Below is a block of records; reproduce all of them exactly and leave out any pictures.

- Exercise materials -

[START]

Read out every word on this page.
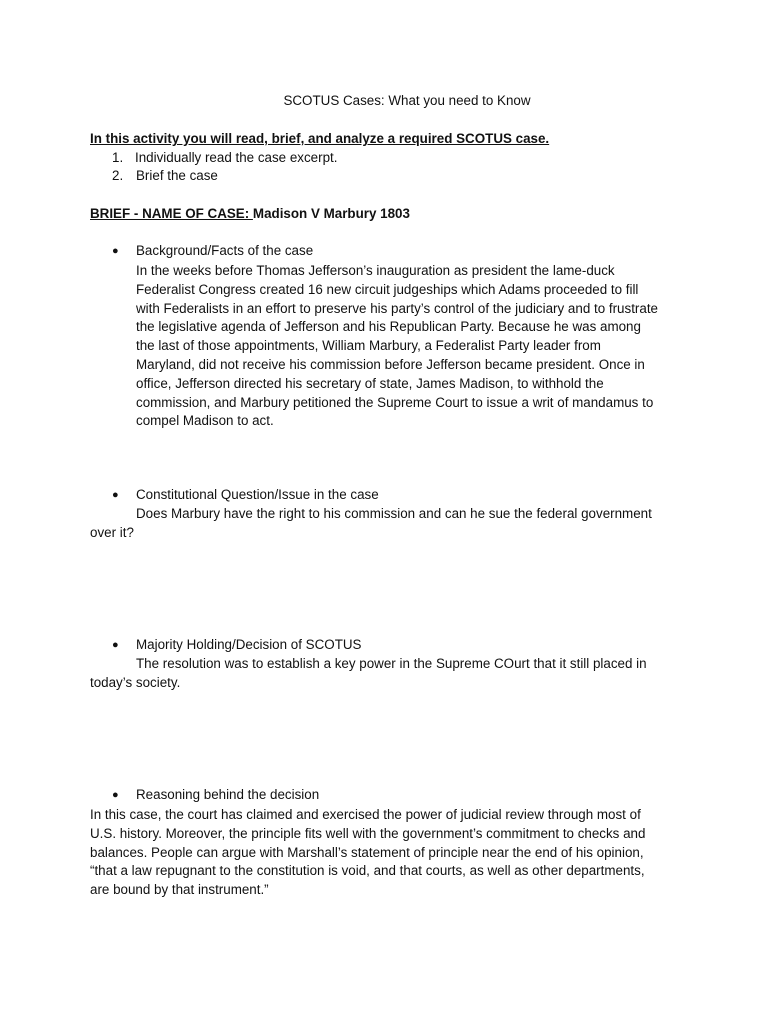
SCOTUS Cases: What you need to Know
In this activity you will read, brief, and analyze a required SCOTUS case.
1. Individually read the case excerpt.
2. Brief the case
BRIEF - NAME OF CASE: Madison V Marbury 1803
● Background/Facts of the case
In the weeks before Thomas Jefferson’s inauguration as president the lame-duck
Federalist Congress created 16 new circuit judgeships which Adams proceeded to fill
with Federalists in an effort to preserve his party’s control of the judiciary and to frustrate
the legislative agenda of Jefferson and his Republican Party. Because he was among
the last of those appointments, William Marbury, a Federalist Party leader from
Maryland, did not receive his commission before Jefferson became president. Once in
office, Jefferson directed his secretary of state, James Madison, to withhold the
commission, and Marbury petitioned the Supreme Court to issue a writ of mandamus to
compel Madison to act.
● Constitutional Question/Issue in the case
Does Marbury have the right to his commission and can he sue the federal government
over it?
● Majority Holding/Decision of SCOTUS
The resolution was to establish a key power in the Supreme COurt that it still placed in
today’s society.
● Reasoning behind the decision
In this case, the court has claimed and exercised the power of judicial review through most of
U.S. history. Moreover, the principle fits well with the government’s commitment to checks and
balances. People can argue with Marshall’s statement of principle near the end of his opinion,
“that a law repugnant to the constitution is void, and that courts, as well as other departments,
are bound by that instrument.”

[END]

- Full solution -
Read out every word on this page.
SCOTUS Cases: What you need to Know
In this activity you will read, brief, and analyze a required SCOTUS case.
1. Individually read the case excerpt.
2. Brief the case
BRIEF - NAME OF CASE: Madison V Marbury 1803
● Background/Facts of the case
In the weeks before Thomas Jefferson’s inauguration as president the lame-duck
Federalist Congress created 16 new circuit judgeships which Adams proceeded to fill
with Federalists in an effort to preserve his party’s control of the judiciary and to frustrate
the legislative agenda of Jefferson and his Republican Party. Because he was among
the last of those appointments, William Marbury, a Federalist Party leader from
Maryland, did not receive his commission before Jefferson became president. Once in
office, Jefferson directed his secretary of state, James Madison, to withhold the
commission, and Marbury petitioned the Supreme Court to issue a writ of mandamus to
compel Madison to act.
● Constitutional Question/Issue in the case
Does Marbury have the right to his commission and can he sue the federal government
over it?
● Majority Holding/Decision of SCOTUS
The resolution was to establish a key power in the Supreme COurt that it still placed in
today’s society.
● Reasoning behind the decision
In this case, the court has claimed and exercised the power of judicial review through most of
U.S. history. Moreover, the principle fits well with the government’s commitment to checks and
balances. People can argue with Marshall’s statement of principle near the end of his opinion,
“that a law repugnant to the constitution is void, and that courts, as well as other departments,
are bound by that instrument.”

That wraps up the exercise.